(Aim): Find all the lines with "Stock" and gather them.

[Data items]
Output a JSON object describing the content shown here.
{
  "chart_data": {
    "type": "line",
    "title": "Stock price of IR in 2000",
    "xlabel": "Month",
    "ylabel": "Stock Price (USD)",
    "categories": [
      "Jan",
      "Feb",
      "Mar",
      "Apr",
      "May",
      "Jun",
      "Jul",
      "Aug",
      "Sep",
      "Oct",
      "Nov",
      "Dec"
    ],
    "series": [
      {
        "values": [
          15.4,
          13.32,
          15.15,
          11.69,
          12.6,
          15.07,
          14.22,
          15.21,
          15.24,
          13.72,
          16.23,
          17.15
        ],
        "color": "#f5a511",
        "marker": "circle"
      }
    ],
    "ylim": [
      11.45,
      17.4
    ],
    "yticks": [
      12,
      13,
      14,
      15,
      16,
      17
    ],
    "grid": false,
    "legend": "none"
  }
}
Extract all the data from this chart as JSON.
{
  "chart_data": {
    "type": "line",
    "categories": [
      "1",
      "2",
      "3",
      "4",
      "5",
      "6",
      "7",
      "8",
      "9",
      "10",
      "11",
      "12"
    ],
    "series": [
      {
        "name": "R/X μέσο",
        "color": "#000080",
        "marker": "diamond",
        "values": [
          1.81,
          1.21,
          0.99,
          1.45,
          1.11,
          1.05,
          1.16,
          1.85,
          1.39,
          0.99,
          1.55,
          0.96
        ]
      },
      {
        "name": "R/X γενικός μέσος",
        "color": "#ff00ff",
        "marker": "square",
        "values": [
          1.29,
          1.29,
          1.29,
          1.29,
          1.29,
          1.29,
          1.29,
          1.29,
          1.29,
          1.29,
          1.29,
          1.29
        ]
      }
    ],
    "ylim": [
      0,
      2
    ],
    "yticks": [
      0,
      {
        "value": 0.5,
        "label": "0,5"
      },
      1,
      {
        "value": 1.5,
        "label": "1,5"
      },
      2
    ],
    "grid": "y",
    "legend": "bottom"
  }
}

(Task solution):
    "title": "Stock price of IR in 2000",
    "ylabel": "Stock Price (USD)",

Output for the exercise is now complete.